- [TASK REQUIREMENTS]: Go through the records line by line and work out how many lines hold the word "BCD错误". Answer with the number only.

┏━━

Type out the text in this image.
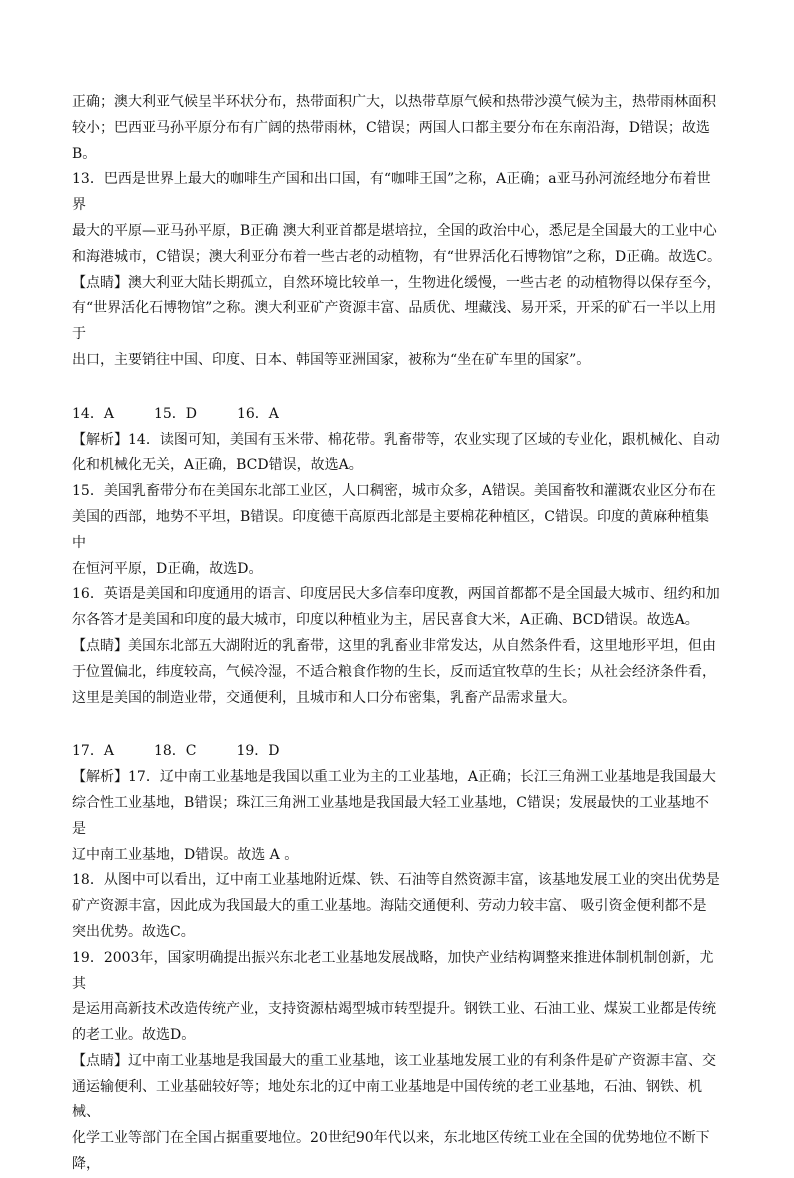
正确；澳大利亚气候呈半环状分布，热带面积广大，以热带草原气候和热带沙漠气候为主，热带雨林面积

较小；巴西亚马孙平原分布有广阔的热带雨林，C错误；两国人口都主要分布在东南沿海，D错误；故选B。

13．巴西是世界上最大的咖啡生产国和出口国，有“咖啡王国”之称，A正确；a亚马孙河流经地分布着世界

最大的平原—亚马孙平原，B正确 澳大利亚首都是堪培拉，全国的政治中心，悉尼是全国最大的工业中心

和海港城市，C错误；澳大利亚分布着一些古老的动植物，有“世界活化石博物馆”之称，D正确。故选C。

【点睛】澳大利亚大陆长期孤立，自然环境比较单一，生物进化缓慢，一些古老 的动植物得以保存至今，

有“世界活化石博物馆”之称。澳大利亚矿产资源丰富、品质优、埋藏浅、易开采，开采的矿石一半以上用于

出口，主要销往中国、印度、日本、韩国等亚洲国家，被称为“坐在矿车里的国家”。

14．A	15．D	16．A

【解析】14．读图可知，美国有玉米带、棉花带。乳畜带等，农业实现了区域的专业化，跟机械化、自动

化和机械化无关，A正确，BCD错误，故选A。

15．美国乳畜带分布在美国东北部工业区，人口稠密，城市众多，A错误。美国畜牧和灌溉农业区分布在

美国的西部，地势不平坦，B错误。印度德干高原西北部是主要棉花种植区，C错误。印度的黄麻种植集中

在恒河平原，D正确，故选D。

16．英语是美国和印度通用的语言、印度居民大多信奉印度教，两国首都都不是全国最大城市、纽约和加

尔各答才是美国和印度的最大城市，印度以种植业为主，居民喜食大米，A正确、BCD错误。故选A。

【点睛】美国东北部五大湖附近的乳畜带，这里的乳畜业非常发达，从自然条件看，这里地形平坦，但由

于位置偏北，纬度较高，气候冷湿，不适合粮食作物的生长，反而适宜牧草的生长；从社会经济条件看，

这里是美国的制造业带，交通便利，且城市和人口分布密集，乳畜产品需求量大。

17．A	18．C	19．D

【解析】17．辽中南工业基地是我国以重工业为主的工业基地，A正确；长江三角洲工业基地是我国最大

综合性工业基地，B错误；珠江三角洲工业基地是我国最大轻工业基地，C错误；发展最快的工业基地不是

辽中南工业基地，D错误。故选 A 。

18．从图中可以看出，辽中南工业基地附近煤、铁、石油等自然资源丰富，该基地发展工业的突出优势是

矿产资源丰富，因此成为我国最大的重工业基地。海陆交通便利、劳动力较丰富、 吸引资金便利都不是

突出优势。故选C。

19．2003年，国家明确提出振兴东北老工业基地发展战略，加快产业结构调整来推进体制机制创新，尤其

是运用高新技术改造传统产业，支持资源枯竭型城市转型提升。钢铁工业、石油工业、煤炭工业都是传统

的老工业。故选D。

【点睛】辽中南工业基地是我国最大的重工业基地，该工业基地发展工业的有利条件是矿产资源丰富、交

通运输便利、工业基础较好等；地处东北的辽中南工业基地是中国传统的老工业基地，石油、钢铁、机械、

化学工业等部门在全国占据重要地位。20世纪90年代以来，东北地区传统工业在全国的优势地位不断下降，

┗━━

- [SOLUTION FOR THIS EXERCISE]: 2